Requirements:
Which lines in the records below contain the word "impressions"? Copy each one out.

Data provided:
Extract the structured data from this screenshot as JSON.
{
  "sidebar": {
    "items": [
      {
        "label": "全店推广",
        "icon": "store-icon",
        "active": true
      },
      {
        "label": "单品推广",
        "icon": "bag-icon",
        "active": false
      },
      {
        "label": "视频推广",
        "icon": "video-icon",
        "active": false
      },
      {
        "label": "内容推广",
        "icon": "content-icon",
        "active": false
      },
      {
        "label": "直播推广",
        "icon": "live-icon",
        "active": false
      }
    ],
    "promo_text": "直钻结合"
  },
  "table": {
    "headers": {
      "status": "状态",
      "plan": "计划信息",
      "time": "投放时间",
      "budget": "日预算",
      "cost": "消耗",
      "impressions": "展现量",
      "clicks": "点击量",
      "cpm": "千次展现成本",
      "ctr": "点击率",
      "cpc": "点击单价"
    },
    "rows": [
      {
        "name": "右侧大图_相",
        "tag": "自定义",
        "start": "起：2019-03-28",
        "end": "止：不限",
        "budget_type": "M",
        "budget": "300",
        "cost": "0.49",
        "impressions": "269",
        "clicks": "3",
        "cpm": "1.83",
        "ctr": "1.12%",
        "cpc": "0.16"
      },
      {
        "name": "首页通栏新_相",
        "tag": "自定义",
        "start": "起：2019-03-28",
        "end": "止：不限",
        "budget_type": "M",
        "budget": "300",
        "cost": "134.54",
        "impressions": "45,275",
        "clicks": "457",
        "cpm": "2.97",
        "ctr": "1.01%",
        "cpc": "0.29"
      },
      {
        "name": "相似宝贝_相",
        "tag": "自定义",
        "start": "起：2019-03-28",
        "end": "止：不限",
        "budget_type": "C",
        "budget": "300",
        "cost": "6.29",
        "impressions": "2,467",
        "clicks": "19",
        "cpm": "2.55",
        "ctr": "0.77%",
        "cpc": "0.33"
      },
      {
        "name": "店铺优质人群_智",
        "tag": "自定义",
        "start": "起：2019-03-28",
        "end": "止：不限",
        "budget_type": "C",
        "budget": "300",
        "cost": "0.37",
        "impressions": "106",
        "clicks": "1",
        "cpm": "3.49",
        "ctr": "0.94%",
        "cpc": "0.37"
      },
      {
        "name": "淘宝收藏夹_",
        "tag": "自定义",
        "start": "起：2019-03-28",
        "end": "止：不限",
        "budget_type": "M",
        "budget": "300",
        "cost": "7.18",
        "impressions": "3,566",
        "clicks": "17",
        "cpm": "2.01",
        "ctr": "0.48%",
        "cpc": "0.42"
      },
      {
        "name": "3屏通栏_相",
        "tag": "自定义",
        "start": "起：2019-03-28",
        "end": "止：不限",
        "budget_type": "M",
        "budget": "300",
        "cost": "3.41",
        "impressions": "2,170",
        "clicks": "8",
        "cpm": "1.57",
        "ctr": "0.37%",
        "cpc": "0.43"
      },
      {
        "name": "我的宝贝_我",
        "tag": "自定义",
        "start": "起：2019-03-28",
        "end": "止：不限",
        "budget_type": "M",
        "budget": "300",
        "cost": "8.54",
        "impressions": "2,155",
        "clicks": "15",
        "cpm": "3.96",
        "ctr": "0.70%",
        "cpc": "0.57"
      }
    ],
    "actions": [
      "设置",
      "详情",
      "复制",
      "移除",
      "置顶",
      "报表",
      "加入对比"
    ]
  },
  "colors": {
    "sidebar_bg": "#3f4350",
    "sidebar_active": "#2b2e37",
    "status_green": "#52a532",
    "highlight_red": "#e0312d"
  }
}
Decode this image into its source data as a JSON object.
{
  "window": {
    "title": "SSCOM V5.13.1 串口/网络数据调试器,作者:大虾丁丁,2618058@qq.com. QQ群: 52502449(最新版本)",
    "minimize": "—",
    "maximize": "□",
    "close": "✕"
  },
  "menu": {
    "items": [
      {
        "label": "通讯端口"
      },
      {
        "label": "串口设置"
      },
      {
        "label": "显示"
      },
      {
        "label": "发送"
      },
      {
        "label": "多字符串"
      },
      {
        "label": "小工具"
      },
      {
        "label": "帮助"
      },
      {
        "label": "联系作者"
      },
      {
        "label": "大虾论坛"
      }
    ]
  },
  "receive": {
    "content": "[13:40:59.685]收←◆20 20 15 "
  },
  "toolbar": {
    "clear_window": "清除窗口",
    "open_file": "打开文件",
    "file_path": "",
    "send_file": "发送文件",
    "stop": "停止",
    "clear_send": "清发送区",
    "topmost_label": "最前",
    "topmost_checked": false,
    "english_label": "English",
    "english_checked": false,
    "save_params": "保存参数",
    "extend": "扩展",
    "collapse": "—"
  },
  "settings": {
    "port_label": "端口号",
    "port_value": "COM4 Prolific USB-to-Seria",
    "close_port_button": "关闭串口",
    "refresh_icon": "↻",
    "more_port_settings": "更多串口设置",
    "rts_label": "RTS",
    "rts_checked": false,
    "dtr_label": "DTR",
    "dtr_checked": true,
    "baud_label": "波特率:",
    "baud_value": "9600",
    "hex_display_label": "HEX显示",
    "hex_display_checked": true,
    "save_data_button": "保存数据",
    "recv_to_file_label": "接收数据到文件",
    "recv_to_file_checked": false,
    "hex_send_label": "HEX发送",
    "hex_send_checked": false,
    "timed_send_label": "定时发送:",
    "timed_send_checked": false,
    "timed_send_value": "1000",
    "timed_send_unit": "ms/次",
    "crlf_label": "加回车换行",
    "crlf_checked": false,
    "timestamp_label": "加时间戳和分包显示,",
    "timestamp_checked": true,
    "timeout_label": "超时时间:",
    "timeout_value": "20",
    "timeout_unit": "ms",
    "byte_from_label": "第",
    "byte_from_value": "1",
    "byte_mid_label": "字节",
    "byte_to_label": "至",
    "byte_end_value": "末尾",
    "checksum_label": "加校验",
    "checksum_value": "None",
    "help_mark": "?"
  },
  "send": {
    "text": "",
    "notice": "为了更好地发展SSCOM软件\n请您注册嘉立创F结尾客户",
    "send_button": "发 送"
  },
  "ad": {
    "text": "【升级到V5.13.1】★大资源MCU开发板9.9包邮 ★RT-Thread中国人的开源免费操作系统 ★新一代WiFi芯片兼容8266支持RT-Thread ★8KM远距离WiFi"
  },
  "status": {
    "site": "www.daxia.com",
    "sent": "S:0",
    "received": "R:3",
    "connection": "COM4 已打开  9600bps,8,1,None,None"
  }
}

Complete response:
      "impressions": "展现量",
        "impressions": "269",
        "impressions": "45,275",
        "impressions": "2,467",
        "impressions": "106",
        "impressions": "3,566",
        "impressions": "2,170",
        "impressions": "2,155",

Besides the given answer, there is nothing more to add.